>>>

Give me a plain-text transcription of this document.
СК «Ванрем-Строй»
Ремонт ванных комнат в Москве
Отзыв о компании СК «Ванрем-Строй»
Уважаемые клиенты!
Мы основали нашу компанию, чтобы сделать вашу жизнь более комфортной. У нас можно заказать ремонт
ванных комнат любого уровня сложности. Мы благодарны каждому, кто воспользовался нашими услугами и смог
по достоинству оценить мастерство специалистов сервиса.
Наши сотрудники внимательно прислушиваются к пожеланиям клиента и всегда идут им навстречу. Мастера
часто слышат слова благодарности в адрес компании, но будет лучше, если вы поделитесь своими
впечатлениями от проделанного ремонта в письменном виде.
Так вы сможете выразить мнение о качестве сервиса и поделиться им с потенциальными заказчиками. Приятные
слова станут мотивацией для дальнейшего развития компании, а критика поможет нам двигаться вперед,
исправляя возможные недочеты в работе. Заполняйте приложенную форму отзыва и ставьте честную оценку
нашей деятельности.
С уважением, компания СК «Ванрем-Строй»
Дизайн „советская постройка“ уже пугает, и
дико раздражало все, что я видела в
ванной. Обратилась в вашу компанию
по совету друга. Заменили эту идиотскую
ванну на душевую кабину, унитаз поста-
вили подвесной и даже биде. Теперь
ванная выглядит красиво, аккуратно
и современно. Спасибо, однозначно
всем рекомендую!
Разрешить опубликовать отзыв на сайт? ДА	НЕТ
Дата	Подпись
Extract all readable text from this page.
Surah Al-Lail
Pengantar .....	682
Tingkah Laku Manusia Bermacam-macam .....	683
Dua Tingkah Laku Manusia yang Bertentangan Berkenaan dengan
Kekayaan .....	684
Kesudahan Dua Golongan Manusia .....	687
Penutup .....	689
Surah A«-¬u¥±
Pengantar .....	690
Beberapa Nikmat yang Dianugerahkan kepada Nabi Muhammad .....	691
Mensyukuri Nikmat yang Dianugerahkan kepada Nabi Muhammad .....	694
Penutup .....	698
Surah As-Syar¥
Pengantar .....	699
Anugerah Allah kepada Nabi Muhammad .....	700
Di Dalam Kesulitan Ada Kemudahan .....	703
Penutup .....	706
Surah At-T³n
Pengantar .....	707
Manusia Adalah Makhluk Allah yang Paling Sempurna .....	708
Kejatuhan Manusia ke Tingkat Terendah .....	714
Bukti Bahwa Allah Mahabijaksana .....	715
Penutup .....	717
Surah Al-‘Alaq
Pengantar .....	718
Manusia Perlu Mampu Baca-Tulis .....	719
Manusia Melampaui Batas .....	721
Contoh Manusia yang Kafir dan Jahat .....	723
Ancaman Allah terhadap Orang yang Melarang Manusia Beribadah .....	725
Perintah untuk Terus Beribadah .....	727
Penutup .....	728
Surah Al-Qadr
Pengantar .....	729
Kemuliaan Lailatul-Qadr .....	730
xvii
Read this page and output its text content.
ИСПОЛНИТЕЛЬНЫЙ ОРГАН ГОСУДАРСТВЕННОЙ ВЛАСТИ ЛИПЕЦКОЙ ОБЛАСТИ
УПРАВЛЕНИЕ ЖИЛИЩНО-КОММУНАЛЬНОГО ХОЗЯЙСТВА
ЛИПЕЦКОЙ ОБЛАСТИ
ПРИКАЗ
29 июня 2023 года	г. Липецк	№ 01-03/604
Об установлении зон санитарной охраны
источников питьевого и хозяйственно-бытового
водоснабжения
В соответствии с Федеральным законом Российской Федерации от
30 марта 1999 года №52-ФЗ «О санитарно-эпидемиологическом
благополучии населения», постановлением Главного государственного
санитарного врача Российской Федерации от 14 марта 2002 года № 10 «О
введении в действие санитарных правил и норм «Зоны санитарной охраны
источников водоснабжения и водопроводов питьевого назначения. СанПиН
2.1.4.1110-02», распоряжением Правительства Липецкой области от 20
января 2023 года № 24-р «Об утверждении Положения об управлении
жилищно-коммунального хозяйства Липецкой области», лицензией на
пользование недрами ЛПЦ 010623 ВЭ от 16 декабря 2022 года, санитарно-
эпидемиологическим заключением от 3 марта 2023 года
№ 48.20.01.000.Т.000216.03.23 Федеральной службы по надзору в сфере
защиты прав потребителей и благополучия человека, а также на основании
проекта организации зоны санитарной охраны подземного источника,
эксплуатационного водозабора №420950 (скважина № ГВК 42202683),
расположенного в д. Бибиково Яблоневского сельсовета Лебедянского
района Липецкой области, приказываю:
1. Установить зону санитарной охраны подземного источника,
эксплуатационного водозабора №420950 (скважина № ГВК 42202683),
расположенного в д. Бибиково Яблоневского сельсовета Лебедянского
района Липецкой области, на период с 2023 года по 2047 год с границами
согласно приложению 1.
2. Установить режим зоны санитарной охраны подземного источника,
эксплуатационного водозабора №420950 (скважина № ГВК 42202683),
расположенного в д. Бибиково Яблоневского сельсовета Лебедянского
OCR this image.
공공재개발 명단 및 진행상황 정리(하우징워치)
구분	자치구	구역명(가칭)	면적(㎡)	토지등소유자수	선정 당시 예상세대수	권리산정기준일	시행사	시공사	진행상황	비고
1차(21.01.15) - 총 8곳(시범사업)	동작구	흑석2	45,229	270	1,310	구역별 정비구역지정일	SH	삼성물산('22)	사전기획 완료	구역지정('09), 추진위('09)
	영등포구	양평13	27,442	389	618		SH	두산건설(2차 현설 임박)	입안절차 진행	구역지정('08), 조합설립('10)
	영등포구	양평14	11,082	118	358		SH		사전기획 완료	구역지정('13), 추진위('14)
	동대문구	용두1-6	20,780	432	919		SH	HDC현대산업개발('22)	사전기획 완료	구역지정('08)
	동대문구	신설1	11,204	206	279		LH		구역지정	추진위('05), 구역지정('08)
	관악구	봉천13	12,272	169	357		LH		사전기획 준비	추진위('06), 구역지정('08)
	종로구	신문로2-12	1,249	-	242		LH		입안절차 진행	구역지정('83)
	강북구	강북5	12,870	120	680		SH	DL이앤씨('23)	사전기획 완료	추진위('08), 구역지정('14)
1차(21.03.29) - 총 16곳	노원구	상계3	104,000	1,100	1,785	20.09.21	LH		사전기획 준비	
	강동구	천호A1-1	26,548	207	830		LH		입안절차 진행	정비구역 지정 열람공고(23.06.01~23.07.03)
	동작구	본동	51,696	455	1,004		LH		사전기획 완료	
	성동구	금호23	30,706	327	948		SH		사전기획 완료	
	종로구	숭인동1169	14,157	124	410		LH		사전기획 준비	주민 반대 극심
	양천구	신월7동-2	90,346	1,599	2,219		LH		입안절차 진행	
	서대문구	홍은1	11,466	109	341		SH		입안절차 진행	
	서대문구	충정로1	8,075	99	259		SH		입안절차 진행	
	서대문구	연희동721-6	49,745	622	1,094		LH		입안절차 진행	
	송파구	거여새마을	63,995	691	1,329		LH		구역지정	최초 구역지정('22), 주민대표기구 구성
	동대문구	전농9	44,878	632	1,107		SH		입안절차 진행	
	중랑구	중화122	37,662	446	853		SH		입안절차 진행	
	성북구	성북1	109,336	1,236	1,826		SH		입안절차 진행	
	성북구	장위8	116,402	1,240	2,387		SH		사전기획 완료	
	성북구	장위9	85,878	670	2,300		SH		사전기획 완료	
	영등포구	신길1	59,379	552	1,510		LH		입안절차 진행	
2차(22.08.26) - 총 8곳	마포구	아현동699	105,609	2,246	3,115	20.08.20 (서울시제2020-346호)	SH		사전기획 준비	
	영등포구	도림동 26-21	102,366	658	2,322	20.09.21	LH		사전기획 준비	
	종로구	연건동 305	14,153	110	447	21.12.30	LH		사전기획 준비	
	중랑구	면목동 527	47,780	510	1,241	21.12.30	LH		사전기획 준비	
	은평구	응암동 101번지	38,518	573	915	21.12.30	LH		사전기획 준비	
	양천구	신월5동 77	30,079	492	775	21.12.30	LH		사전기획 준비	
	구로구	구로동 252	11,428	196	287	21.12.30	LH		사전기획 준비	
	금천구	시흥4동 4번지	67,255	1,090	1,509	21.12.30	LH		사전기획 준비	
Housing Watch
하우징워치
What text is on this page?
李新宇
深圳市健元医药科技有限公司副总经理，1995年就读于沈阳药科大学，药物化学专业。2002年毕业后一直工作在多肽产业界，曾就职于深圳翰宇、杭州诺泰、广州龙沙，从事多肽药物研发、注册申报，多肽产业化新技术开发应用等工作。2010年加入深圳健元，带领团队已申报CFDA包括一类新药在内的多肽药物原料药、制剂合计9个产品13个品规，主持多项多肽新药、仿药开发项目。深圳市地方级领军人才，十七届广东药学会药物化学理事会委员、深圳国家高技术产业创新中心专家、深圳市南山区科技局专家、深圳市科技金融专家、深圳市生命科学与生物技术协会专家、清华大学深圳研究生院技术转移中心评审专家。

<<<

■ **Instructions for the task**
Go through the data and gather every line that holds "санитарной".

■ **Solution for this problem**
Об установлении зон санитарной охраны
введении в действие санитарных правил и норм «Зоны санитарной охраны
проекта организации зоны санитарной охраны подземного источника,
1. Установить зону санитарной охраны подземного источника,
2. Установить режим зоны санитарной охраны подземного источника,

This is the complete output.